> The task: Look for the string "placement" and copy every line that has it.

* Begin Dataset records *

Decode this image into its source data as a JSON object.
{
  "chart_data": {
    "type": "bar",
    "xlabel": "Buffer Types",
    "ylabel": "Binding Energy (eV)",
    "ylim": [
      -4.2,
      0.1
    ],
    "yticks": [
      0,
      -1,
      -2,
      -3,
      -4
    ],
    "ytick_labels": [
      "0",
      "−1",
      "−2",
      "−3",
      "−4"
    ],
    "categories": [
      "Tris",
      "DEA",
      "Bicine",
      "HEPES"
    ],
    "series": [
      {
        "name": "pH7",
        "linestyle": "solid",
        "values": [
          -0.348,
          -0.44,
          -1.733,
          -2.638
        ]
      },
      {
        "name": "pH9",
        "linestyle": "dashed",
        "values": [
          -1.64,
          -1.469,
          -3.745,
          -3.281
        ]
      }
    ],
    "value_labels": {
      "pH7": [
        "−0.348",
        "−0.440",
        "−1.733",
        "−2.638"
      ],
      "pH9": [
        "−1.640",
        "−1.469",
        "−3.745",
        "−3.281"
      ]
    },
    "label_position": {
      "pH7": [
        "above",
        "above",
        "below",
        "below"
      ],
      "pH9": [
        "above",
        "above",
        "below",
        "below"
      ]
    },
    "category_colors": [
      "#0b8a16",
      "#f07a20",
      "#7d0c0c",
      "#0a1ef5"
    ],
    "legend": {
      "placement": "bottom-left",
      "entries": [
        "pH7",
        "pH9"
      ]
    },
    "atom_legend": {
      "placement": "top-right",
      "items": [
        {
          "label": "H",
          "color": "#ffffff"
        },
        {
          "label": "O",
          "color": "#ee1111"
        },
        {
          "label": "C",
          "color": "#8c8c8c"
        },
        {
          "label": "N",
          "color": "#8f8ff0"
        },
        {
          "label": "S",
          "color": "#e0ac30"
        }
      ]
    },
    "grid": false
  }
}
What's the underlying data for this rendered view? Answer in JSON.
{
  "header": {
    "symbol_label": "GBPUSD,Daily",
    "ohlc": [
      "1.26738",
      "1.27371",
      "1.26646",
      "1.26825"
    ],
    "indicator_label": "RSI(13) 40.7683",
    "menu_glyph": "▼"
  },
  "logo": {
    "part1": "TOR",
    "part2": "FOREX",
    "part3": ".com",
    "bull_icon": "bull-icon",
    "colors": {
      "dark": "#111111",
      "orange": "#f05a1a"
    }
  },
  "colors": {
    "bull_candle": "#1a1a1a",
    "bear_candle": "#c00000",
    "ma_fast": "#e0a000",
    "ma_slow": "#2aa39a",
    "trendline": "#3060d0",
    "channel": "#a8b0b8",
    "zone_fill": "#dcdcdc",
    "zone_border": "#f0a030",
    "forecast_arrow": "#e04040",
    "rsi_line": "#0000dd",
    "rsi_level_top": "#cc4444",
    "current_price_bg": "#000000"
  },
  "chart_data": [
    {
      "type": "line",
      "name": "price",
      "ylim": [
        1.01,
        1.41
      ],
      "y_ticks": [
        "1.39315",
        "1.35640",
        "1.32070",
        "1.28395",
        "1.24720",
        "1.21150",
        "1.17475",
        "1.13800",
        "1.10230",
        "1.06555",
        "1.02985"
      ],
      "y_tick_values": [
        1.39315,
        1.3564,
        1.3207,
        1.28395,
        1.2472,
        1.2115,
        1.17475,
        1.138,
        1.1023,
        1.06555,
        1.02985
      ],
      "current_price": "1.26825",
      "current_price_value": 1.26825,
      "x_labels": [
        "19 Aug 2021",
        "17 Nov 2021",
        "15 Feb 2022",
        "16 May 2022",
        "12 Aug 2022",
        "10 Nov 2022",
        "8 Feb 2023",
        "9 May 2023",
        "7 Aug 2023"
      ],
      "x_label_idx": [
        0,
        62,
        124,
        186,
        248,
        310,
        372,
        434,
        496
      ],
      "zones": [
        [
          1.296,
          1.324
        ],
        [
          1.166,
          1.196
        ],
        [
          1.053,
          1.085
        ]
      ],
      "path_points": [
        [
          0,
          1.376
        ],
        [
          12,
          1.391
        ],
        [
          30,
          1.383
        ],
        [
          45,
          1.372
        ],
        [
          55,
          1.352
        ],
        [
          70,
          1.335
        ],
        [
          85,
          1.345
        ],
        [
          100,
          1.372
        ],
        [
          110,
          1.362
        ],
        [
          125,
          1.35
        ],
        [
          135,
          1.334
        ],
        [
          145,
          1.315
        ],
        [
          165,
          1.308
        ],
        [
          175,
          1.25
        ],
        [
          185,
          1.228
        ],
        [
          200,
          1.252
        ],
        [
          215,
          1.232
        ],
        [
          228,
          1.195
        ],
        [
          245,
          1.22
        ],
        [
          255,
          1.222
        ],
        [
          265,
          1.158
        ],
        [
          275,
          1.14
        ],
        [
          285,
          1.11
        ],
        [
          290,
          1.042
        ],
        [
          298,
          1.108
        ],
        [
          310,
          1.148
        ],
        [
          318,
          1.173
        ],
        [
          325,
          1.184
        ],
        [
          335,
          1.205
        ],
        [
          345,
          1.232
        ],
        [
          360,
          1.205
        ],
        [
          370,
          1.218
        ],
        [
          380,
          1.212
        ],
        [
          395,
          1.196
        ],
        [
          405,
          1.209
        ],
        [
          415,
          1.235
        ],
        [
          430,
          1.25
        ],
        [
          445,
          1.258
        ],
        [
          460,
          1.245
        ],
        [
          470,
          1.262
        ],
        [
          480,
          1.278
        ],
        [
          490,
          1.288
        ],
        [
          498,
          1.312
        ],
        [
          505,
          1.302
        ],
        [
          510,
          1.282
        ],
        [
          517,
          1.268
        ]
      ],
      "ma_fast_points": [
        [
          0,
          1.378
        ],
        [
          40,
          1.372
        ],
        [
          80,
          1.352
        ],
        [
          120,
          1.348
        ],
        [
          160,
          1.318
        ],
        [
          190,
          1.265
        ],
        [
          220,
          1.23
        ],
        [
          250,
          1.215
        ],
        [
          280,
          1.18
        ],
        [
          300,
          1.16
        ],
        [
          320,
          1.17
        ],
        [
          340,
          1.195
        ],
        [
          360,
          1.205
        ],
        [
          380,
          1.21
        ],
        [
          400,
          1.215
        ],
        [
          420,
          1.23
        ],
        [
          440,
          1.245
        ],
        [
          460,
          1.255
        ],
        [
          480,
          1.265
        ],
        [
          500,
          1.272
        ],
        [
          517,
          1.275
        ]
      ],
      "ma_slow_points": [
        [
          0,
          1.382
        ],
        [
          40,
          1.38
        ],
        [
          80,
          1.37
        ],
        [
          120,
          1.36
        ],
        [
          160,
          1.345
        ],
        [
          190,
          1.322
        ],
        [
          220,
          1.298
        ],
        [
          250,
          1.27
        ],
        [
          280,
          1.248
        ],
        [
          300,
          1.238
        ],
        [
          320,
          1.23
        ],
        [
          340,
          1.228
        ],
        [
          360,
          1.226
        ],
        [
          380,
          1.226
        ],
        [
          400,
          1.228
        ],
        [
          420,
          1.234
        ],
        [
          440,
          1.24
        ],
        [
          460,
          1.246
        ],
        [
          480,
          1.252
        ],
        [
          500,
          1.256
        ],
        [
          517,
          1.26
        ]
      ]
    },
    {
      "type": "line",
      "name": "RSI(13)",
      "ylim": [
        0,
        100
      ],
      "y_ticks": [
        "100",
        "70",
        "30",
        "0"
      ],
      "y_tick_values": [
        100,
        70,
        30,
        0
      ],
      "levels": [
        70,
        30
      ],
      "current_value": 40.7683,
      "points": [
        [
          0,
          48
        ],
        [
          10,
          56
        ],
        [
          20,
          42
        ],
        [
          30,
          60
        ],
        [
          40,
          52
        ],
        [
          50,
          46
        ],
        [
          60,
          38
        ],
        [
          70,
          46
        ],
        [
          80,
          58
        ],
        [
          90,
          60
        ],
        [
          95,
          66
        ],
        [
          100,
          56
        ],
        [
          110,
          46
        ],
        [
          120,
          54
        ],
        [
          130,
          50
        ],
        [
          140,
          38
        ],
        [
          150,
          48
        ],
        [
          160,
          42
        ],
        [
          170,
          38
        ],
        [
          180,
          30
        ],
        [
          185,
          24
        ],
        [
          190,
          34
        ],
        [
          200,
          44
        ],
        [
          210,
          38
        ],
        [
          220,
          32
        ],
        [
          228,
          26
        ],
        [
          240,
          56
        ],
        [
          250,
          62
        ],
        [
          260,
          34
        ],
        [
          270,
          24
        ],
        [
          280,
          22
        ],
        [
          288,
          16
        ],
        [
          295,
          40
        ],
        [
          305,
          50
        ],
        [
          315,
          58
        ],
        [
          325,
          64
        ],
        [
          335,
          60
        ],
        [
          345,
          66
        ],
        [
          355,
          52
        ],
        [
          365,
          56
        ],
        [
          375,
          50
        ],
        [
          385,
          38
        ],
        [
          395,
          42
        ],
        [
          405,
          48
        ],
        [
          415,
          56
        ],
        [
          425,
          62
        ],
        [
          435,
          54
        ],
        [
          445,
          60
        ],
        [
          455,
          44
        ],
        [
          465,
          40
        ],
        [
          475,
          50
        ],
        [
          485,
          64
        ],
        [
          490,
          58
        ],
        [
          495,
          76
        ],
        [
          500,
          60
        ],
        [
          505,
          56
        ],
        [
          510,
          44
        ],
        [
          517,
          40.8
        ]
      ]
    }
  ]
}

* End Dataset records *

> Result of this task:
      "placement": "bottom-left",
      "placement": "top-right",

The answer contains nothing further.